[Exercise requirements]:
Locate every line in the material below that has the word "title". Copy each of those lines.

[Input data]:
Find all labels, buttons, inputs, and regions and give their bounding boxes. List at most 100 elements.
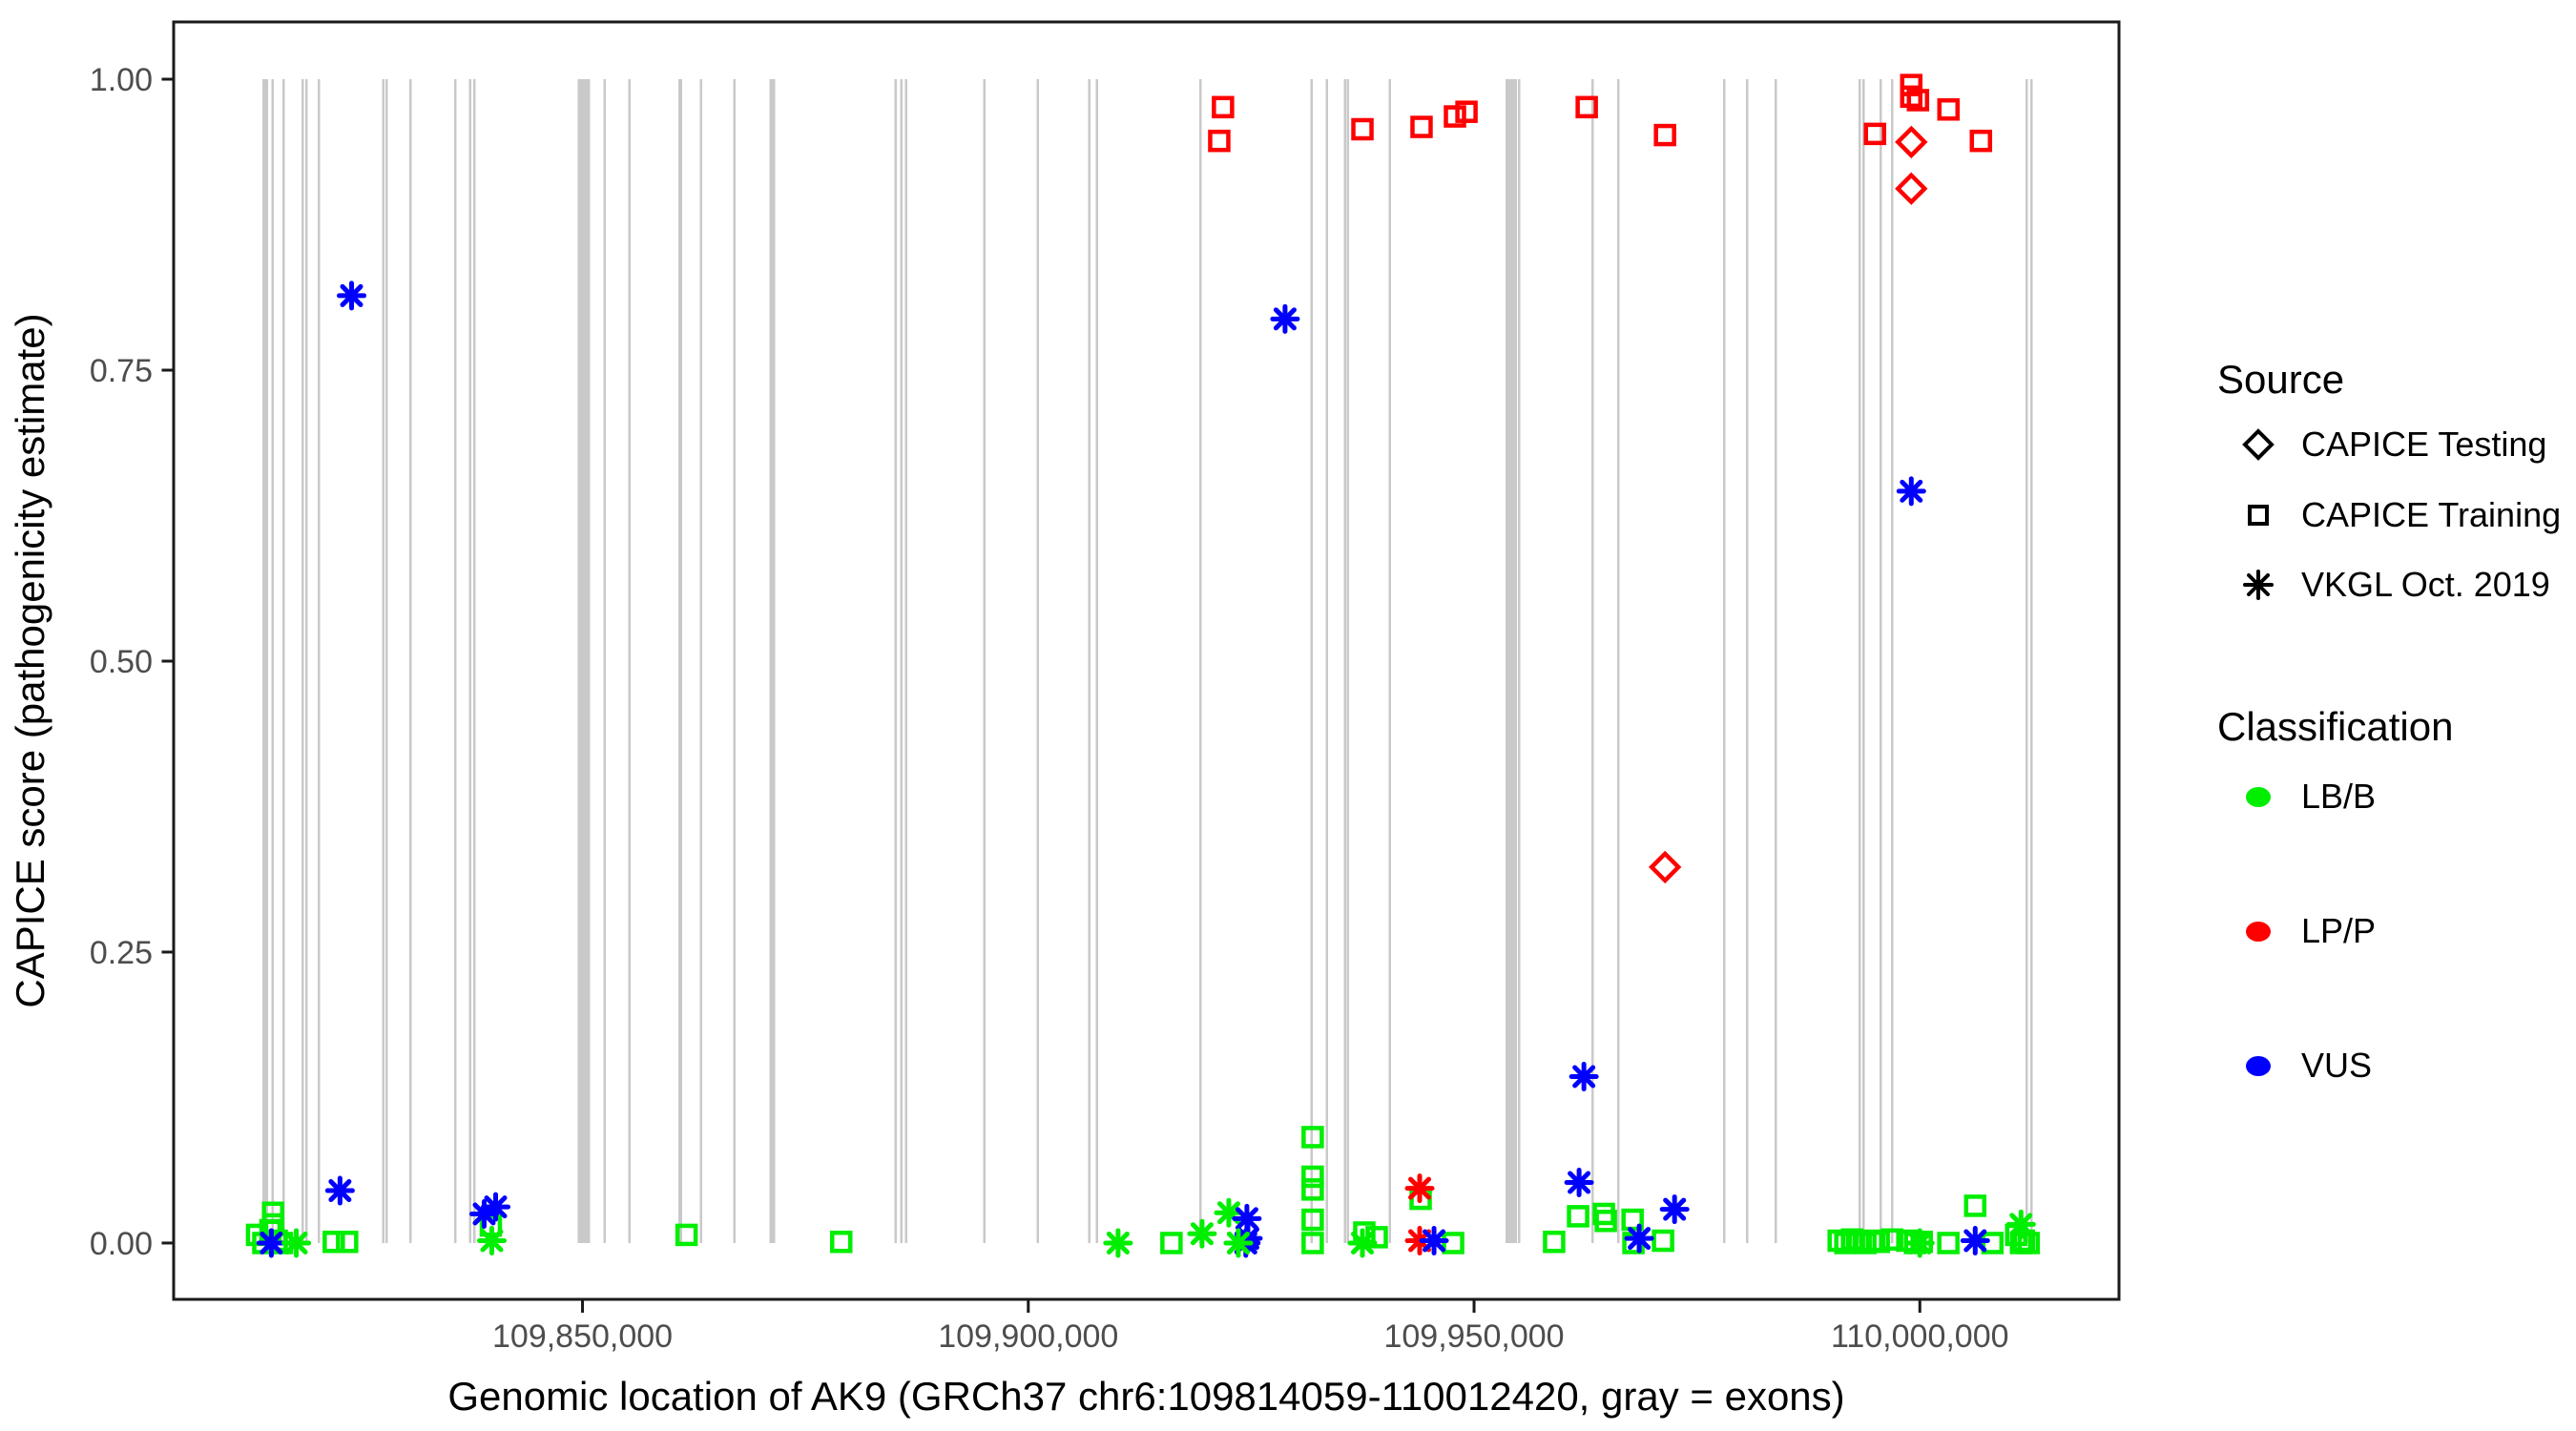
legend-classification-title: Classification — [2217, 704, 2454, 749]
legend: Source CAPICE Testing CAPICE Training — [2204, 0, 2572, 1431]
exon-bar — [301, 79, 304, 1243]
data-point-asterisk — [1419, 1226, 1449, 1256]
data-point-square — [1160, 1232, 1183, 1255]
exon-bar — [2030, 79, 2033, 1243]
panel-border — [172, 20, 2121, 1301]
exon-bar — [1745, 79, 1749, 1243]
data-point-square — [1854, 1232, 1877, 1255]
y-tick-label: 0.75 — [90, 353, 153, 389]
exon-bar — [1590, 79, 1594, 1243]
exon-bar — [769, 79, 776, 1243]
data-point-square — [1594, 1210, 1617, 1233]
exon-bar — [1517, 79, 1521, 1243]
y-tick-label: 0.50 — [90, 644, 153, 680]
data-point-square — [1900, 73, 1923, 96]
exon-bar — [1036, 79, 1040, 1243]
x-axis: 109,850,000 109,900,000 109,950,000 110,000… — [492, 1300, 2009, 1355]
exon-bar — [699, 79, 702, 1243]
exon-bar — [1722, 79, 1726, 1243]
exon-bar — [318, 79, 321, 1243]
exon-bar — [733, 79, 736, 1243]
data-point-asterisk — [1187, 1218, 1217, 1249]
data-point-asterisk — [1214, 1197, 1244, 1228]
data-point-asterisk — [1347, 1228, 1378, 1258]
exon-bar — [900, 79, 903, 1243]
legend-item-vkgl: VKGL Oct. 2019 — [2231, 561, 2550, 609]
legend-label: VUS — [2301, 1046, 2373, 1085]
exon-bar — [1879, 79, 1882, 1243]
data-point-square — [1567, 1205, 1589, 1228]
exon-bar — [577, 79, 591, 1243]
legend-label: CAPICE Training — [2301, 495, 2562, 534]
exon-bar — [454, 79, 457, 1243]
y-axis: 1.00 0.75 0.50 0.25 0.00 — [90, 62, 173, 1262]
exon-bar — [1506, 79, 1517, 1243]
exon-bar — [1774, 79, 1777, 1243]
exon-bar — [472, 79, 476, 1243]
exon-bar — [382, 79, 385, 1243]
data-point-asterisk — [281, 1228, 312, 1258]
x-tick-label: 109,900,000 — [938, 1318, 1118, 1355]
exon-bar — [1858, 79, 1861, 1243]
x-tick-label: 109,850,000 — [492, 1318, 673, 1355]
exon-bar — [271, 79, 274, 1243]
data-point-square — [1900, 85, 1923, 109]
y-axis-title: CAPICE score (pathogenicity estimate) — [8, 313, 52, 1007]
x-axis-title: Genomic location of AK9 (GRCh37 chr6:109… — [447, 1374, 1844, 1419]
data-point-square — [1937, 97, 1961, 121]
data-point-square — [1301, 1126, 1324, 1149]
exon-bar — [1890, 79, 1894, 1243]
data-point-square — [1575, 95, 1598, 119]
data-point-asterisk — [256, 1228, 286, 1258]
data-point-square — [1867, 1230, 1890, 1254]
data-points — [245, 73, 2041, 1258]
data-point-asterisk — [1103, 1228, 1133, 1258]
data-point-square — [1410, 115, 1433, 138]
exon-bar — [603, 79, 606, 1243]
data-point-asterisk — [1270, 303, 1300, 334]
y-tick-label: 1.00 — [90, 62, 153, 98]
exon-bar — [1325, 79, 1329, 1243]
y-tick-label: 0.25 — [90, 935, 153, 971]
data-point-asterisk — [337, 280, 367, 311]
data-point-square — [1653, 123, 1676, 147]
legend-item-lbb: LB/B — [2231, 773, 2376, 820]
data-point-square — [675, 1223, 698, 1247]
data-point-square — [1301, 1232, 1324, 1255]
exon-bar — [468, 79, 471, 1243]
data-point-square — [1351, 117, 1374, 141]
data-point-asterisk — [1659, 1194, 1690, 1225]
exon-bar — [1388, 79, 1392, 1243]
data-point-asterisk — [2005, 1209, 2036, 1239]
exon-bar — [983, 79, 986, 1243]
data-point-square — [1863, 122, 1887, 146]
y-tick-label: 0.00 — [90, 1226, 153, 1262]
diamond-icon — [2231, 421, 2286, 468]
exon-bar — [894, 79, 897, 1243]
exon-bar — [1310, 79, 1314, 1243]
legend-item-vus: VUS — [2231, 1042, 2372, 1089]
exon-bar — [261, 79, 268, 1243]
exon-bar — [904, 79, 907, 1243]
exon-bar — [384, 79, 388, 1243]
square-icon — [2231, 491, 2286, 539]
exon-bars — [261, 79, 2033, 1243]
data-point-asterisk — [1568, 1062, 1599, 1092]
legend-item-capice-training: CAPICE Training — [2231, 491, 2561, 539]
data-point-asterisk — [1223, 1228, 1254, 1258]
data-point-square — [1301, 1178, 1324, 1201]
data-point-square — [261, 1201, 285, 1224]
data-point-square — [829, 1230, 853, 1254]
data-point-diamond — [1895, 172, 1928, 205]
data-point-square — [322, 1230, 345, 1254]
data-point-square — [1937, 1232, 1960, 1255]
exon-bar — [678, 79, 683, 1243]
x-tick-label: 109,950,000 — [1383, 1318, 1564, 1355]
blue-dot-icon — [2231, 1042, 2286, 1089]
legend-label: LB/B — [2301, 777, 2377, 816]
exon-bar — [282, 79, 285, 1243]
data-point-diamond — [1895, 125, 1928, 159]
asterisk-icon — [2231, 561, 2286, 609]
legend-item-lpp: LP/P — [2231, 907, 2376, 955]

[Task output]:
legend-classification-title: Classification — [2217, 704, 2454, 749]
y-axis-title: CAPICE score (pathogenicity estimate) — [8, 313, 52, 1007]
x-axis-title: Genomic location of AK9 (GRCh37 chr6:109… — [447, 1374, 1844, 1419]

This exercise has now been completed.